* What is being asked *
Go through the data below. Pull out every line that has the word "actos".

─── Entries

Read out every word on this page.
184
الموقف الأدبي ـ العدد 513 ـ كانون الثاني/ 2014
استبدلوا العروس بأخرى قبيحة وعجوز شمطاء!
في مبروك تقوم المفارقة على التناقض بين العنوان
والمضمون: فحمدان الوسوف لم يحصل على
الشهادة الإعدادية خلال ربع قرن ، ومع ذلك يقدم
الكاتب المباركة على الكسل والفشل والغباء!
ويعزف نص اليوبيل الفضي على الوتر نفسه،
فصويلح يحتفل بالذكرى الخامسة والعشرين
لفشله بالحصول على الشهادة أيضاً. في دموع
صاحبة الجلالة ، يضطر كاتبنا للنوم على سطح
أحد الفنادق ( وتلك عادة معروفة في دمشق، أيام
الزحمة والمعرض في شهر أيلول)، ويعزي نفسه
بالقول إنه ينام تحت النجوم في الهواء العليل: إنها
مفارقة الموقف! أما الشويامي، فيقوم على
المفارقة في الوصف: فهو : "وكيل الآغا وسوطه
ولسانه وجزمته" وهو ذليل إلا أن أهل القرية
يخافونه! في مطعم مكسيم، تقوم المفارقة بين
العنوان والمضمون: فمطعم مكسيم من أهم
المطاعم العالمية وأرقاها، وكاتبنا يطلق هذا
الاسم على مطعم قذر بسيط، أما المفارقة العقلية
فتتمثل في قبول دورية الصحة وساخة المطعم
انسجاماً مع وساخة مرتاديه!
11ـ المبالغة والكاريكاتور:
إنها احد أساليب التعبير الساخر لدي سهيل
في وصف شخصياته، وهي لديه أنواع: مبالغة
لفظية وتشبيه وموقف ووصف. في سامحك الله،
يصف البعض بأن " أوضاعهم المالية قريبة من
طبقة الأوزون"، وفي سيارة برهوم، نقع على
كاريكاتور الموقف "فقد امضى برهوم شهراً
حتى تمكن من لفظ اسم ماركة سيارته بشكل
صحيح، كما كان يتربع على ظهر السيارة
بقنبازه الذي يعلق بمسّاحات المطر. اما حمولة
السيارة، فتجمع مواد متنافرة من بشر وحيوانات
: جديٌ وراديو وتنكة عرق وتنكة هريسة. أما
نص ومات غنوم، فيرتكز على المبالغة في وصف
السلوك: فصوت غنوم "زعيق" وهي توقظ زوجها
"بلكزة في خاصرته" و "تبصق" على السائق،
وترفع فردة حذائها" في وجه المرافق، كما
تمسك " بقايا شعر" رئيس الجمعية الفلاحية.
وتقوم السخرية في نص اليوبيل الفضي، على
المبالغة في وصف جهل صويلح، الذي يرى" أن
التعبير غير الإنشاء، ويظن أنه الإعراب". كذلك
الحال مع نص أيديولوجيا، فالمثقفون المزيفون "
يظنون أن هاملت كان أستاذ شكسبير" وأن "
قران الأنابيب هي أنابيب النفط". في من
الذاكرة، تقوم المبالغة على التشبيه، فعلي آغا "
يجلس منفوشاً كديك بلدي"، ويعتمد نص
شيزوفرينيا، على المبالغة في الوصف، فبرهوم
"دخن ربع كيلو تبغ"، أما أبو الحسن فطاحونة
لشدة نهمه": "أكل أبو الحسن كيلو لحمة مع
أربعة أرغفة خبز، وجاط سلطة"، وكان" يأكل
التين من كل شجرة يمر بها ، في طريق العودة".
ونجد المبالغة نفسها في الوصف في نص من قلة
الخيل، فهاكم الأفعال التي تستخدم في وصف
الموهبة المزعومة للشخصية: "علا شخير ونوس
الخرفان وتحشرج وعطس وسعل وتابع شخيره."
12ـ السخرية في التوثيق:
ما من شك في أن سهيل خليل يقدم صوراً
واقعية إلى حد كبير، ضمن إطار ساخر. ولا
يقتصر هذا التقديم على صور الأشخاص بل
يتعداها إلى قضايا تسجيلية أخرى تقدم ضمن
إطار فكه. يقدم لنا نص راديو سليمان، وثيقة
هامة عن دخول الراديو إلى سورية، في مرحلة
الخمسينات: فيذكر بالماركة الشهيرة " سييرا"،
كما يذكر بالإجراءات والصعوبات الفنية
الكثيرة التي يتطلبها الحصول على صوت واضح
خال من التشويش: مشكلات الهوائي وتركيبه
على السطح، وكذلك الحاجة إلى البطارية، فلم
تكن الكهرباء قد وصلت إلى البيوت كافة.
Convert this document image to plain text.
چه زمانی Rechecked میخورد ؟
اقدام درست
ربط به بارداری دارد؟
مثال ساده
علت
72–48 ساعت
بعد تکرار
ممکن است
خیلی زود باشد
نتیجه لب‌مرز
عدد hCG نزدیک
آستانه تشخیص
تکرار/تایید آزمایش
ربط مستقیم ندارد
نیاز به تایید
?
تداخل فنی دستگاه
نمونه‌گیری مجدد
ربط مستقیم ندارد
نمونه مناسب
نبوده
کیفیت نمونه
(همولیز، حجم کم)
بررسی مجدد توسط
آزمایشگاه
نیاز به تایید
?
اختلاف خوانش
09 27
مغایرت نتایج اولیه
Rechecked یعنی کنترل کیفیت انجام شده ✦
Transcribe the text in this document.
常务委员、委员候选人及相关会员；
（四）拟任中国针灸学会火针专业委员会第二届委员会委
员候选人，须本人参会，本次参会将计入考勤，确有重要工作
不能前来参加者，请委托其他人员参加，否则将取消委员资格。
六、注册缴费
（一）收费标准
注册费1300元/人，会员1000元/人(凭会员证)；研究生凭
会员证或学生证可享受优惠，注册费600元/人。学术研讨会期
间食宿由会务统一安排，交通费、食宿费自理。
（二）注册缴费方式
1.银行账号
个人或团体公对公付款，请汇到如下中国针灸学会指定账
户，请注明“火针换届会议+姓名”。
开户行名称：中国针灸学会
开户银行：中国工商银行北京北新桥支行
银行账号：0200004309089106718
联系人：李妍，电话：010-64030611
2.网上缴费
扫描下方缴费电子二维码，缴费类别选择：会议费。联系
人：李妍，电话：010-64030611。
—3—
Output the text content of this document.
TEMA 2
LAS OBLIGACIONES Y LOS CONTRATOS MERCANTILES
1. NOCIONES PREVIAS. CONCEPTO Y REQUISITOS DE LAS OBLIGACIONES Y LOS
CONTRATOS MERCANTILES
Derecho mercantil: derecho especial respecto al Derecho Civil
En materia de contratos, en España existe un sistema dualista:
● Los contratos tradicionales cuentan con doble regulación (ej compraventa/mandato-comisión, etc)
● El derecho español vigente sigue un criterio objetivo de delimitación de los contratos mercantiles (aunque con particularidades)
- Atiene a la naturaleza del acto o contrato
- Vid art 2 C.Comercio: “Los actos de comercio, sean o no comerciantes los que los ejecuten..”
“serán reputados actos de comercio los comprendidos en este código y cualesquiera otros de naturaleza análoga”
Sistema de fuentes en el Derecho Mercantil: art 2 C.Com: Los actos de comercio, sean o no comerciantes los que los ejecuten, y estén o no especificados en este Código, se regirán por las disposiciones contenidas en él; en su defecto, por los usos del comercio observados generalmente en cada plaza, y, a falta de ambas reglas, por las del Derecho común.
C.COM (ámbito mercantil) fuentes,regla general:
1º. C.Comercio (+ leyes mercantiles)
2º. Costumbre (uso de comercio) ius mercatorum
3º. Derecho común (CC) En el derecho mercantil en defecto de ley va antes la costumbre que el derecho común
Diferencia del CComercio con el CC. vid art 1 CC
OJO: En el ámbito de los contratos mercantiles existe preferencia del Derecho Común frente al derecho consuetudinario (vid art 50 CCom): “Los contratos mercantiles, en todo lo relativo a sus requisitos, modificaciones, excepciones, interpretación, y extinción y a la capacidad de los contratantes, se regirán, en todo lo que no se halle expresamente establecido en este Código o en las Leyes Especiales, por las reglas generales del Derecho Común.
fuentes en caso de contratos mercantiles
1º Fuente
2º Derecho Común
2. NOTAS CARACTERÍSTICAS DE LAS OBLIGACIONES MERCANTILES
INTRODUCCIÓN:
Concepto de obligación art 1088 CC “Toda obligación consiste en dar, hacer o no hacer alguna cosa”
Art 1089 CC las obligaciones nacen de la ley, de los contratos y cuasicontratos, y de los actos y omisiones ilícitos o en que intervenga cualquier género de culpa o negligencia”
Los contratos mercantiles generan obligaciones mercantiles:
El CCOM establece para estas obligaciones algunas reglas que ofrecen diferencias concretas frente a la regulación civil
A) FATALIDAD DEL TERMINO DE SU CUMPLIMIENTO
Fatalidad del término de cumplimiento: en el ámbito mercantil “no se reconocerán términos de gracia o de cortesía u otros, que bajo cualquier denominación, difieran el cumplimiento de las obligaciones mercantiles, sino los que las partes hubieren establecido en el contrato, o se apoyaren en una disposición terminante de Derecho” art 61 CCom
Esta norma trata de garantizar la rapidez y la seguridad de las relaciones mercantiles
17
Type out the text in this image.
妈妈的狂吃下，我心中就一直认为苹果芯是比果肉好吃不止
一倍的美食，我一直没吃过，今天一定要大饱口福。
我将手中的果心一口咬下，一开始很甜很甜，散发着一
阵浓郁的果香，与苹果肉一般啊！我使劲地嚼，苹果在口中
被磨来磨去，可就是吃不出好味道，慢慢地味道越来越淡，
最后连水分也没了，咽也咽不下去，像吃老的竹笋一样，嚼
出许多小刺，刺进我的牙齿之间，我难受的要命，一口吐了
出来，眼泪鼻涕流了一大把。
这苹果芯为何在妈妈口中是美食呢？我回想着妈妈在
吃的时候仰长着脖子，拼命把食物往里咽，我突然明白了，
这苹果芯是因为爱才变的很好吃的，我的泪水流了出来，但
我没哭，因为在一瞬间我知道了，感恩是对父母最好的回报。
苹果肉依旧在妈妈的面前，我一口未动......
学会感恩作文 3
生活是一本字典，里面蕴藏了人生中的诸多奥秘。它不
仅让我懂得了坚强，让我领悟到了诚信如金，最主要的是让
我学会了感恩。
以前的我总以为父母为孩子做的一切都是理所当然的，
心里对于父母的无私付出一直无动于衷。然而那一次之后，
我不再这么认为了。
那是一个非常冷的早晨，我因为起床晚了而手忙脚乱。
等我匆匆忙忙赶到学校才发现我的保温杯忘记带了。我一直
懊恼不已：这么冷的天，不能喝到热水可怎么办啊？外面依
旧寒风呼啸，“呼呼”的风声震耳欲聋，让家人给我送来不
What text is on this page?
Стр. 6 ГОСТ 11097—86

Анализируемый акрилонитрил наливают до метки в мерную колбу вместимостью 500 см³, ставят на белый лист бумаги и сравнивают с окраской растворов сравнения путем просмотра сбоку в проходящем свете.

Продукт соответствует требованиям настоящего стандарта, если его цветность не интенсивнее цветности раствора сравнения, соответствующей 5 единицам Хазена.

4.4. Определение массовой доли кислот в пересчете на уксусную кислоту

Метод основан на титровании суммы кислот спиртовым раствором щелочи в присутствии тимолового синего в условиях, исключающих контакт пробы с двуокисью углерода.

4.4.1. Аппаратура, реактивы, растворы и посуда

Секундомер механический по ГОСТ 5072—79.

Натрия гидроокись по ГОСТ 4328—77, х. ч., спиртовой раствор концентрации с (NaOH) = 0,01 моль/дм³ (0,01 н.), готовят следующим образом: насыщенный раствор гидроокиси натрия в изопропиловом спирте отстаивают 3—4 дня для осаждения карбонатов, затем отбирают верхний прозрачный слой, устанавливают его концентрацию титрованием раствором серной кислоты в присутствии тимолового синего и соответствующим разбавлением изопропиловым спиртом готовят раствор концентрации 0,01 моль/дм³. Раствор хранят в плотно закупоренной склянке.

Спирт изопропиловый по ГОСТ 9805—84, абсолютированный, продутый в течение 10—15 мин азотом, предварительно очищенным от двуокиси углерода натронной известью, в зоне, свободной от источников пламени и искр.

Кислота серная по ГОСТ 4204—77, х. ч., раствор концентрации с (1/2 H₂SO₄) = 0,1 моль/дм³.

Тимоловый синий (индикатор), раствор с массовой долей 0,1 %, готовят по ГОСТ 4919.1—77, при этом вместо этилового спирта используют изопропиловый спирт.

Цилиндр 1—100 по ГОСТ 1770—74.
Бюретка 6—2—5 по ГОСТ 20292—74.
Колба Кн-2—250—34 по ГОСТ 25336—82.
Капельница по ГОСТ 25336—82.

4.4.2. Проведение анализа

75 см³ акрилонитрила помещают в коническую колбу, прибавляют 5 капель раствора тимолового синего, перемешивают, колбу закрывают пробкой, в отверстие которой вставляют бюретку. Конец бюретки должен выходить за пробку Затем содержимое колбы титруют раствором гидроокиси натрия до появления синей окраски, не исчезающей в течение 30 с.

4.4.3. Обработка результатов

──────

* Final result *
- Vid art 2 C.Comercio: “Los actos de comercio, sean o no comerciantes los que los ejecuten..”
“serán reputados actos de comercio los comprendidos en este código y cualesquiera otros de naturaleza análoga”
Sistema de fuentes en el Derecho Mercantil: art 2 C.Com: Los actos de comercio, sean o no comerciantes los que los ejecuten, y estén o no especificados en este Código, se regirán por las disposiciones contenidas en él; en su defecto, por los usos del comercio observados generalmente en cada plaza, y, a falta de ambas reglas, por las del Derecho común.
Art 1089 CC las obligaciones nacen de la ley, de los contratos y cuasicontratos, y de los actos y omisiones ilícitos o en que intervenga cualquier género de culpa o negligencia”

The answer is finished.